▸ Stated exercise
Copy out the lines of the records running from the line with "- series-ebf-y: [69, 320, 190, 422]" to the line with "- annotation-lat: LAT: [65, 510, 81, 520]", both included, without changing anything.

───

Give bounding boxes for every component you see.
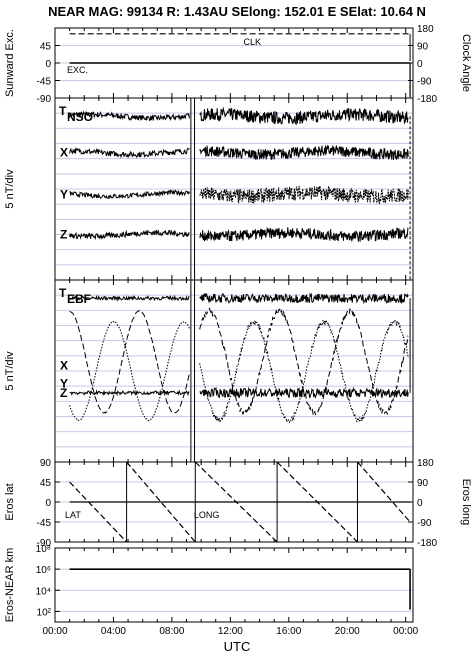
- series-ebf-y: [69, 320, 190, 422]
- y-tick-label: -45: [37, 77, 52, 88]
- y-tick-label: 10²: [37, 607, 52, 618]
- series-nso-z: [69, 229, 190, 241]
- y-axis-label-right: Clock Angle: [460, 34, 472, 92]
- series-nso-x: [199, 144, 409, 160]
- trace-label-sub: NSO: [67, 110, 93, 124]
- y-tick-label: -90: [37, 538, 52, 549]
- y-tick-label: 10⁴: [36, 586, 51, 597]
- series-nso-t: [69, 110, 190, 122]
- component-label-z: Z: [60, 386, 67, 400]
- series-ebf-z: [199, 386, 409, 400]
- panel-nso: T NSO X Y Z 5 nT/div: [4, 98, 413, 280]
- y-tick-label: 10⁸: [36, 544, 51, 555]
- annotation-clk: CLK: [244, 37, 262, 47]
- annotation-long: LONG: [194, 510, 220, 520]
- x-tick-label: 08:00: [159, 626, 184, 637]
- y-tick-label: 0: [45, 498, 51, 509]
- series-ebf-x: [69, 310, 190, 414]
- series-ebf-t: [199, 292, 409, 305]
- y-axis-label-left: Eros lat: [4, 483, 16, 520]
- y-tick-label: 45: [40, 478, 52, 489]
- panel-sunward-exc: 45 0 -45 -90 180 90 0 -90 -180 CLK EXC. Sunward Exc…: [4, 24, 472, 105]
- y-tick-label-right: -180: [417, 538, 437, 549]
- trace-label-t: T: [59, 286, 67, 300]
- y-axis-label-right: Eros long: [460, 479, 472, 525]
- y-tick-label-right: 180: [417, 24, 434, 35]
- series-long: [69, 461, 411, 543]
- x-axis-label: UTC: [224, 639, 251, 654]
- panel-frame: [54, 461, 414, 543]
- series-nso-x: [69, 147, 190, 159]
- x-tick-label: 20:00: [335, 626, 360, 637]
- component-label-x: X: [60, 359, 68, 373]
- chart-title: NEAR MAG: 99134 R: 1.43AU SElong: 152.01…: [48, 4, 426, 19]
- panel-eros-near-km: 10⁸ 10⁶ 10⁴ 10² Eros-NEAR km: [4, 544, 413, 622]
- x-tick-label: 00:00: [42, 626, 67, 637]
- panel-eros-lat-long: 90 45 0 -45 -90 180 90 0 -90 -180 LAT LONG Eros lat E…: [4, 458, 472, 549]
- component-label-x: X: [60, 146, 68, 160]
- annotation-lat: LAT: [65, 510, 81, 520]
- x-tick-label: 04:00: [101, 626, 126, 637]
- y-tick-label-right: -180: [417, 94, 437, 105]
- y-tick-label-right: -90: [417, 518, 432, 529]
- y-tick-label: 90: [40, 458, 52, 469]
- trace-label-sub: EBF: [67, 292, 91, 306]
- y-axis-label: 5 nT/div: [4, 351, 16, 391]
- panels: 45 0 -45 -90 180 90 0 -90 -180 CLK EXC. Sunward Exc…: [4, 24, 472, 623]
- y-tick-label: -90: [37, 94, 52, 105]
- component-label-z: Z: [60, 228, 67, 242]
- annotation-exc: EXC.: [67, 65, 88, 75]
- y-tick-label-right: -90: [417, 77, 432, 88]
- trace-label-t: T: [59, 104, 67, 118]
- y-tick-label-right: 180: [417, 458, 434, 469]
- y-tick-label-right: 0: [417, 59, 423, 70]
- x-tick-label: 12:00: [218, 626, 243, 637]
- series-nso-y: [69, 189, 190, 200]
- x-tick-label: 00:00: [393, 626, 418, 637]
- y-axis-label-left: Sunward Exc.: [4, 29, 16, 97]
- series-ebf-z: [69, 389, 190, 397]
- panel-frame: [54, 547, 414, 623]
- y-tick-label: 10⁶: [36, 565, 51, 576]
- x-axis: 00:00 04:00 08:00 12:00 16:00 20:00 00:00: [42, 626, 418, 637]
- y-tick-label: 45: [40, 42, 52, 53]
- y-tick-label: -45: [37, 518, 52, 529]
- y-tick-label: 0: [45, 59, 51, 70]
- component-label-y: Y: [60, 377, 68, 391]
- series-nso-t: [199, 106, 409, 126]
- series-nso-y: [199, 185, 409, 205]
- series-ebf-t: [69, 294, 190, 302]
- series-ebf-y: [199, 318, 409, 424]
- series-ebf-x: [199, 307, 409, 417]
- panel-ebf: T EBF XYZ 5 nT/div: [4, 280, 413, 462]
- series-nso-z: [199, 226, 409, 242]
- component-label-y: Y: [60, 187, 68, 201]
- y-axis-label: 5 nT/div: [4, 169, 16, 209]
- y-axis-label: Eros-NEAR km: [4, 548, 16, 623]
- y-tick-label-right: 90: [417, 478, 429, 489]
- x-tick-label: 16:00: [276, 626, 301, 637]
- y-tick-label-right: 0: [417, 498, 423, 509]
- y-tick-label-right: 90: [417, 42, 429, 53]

───

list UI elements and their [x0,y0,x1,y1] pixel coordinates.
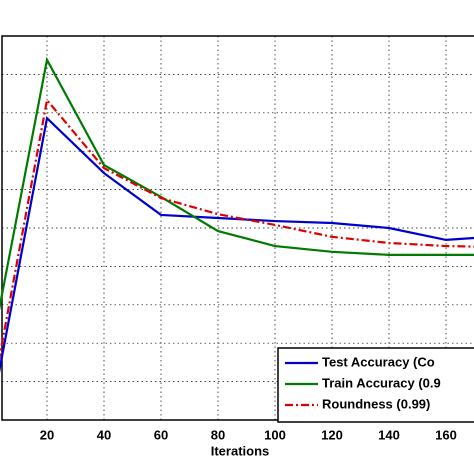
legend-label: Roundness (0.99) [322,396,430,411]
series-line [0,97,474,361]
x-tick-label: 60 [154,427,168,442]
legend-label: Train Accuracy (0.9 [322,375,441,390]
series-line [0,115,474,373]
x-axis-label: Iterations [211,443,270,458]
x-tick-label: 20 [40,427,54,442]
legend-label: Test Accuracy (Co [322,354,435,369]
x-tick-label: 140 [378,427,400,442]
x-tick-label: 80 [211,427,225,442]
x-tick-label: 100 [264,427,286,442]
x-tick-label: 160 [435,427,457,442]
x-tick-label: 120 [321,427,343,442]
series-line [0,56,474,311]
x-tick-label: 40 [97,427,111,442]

───

▸ Right answer
- series-ebf-y: [69, 320, 190, 422]
- y-tick-label: -45: [37, 77, 52, 88]
- y-tick-label: 10²: [37, 607, 52, 618]
- series-nso-z: [69, 229, 190, 241]
- y-axis-label-right: Clock Angle: [460, 34, 472, 92]
- series-nso-x: [199, 144, 409, 160]
- trace-label-sub: NSO: [67, 110, 93, 124]
- y-tick-label: -90: [37, 538, 52, 549]
- y-tick-label: 10⁴: [36, 586, 51, 597]
- series-nso-t: [69, 110, 190, 122]
- component-label-z: Z: [60, 386, 67, 400]
- series-ebf-z: [199, 386, 409, 400]
- panel-nso: T NSO X Y Z 5 nT/div: [4, 98, 413, 280]
- y-tick-label: 10⁸: [36, 544, 51, 555]
- annotation-clk: CLK: [244, 37, 262, 47]
- annotation-long: LONG: [194, 510, 220, 520]
- x-tick-label: 08:00: [159, 626, 184, 637]
- y-tick-label: 0: [45, 498, 51, 509]
- series-ebf-x: [69, 310, 190, 414]
- series-ebf-t: [199, 292, 409, 305]
- y-axis-label-left: Eros lat: [4, 483, 16, 520]
- y-tick-label: 45: [40, 478, 52, 489]
- panel-sunward-exc: 45 0 -45 -90 180 90 0 -90 -180 CLK EXC. Sunward Exc…: [4, 24, 472, 105]
- y-tick-label-right: -180: [417, 538, 437, 549]
- trace-label-t: T: [59, 286, 67, 300]
- y-axis-label-right: Eros long: [460, 479, 472, 525]
- y-tick-label-right: 180: [417, 24, 434, 35]
- series-long: [69, 461, 411, 543]
- x-axis-label: UTC: [224, 639, 251, 654]
- panel-frame: [54, 461, 414, 543]
- series-nso-x: [69, 147, 190, 159]
- x-tick-label: 20:00: [335, 626, 360, 637]
- component-label-x: X: [60, 359, 68, 373]
- chart-title: NEAR MAG: 99134 R: 1.43AU SElong: 152.01…: [48, 4, 426, 19]
- panel-eros-near-km: 10⁸ 10⁶ 10⁴ 10² Eros-NEAR km: [4, 544, 413, 622]
- x-tick-label: 00:00: [42, 626, 67, 637]
- panel-eros-lat-long: 90 45 0 -45 -90 180 90 0 -90 -180 LAT LONG Eros lat E…: [4, 458, 472, 549]
- component-label-x: X: [60, 146, 68, 160]
- annotation-lat: LAT: [65, 510, 81, 520]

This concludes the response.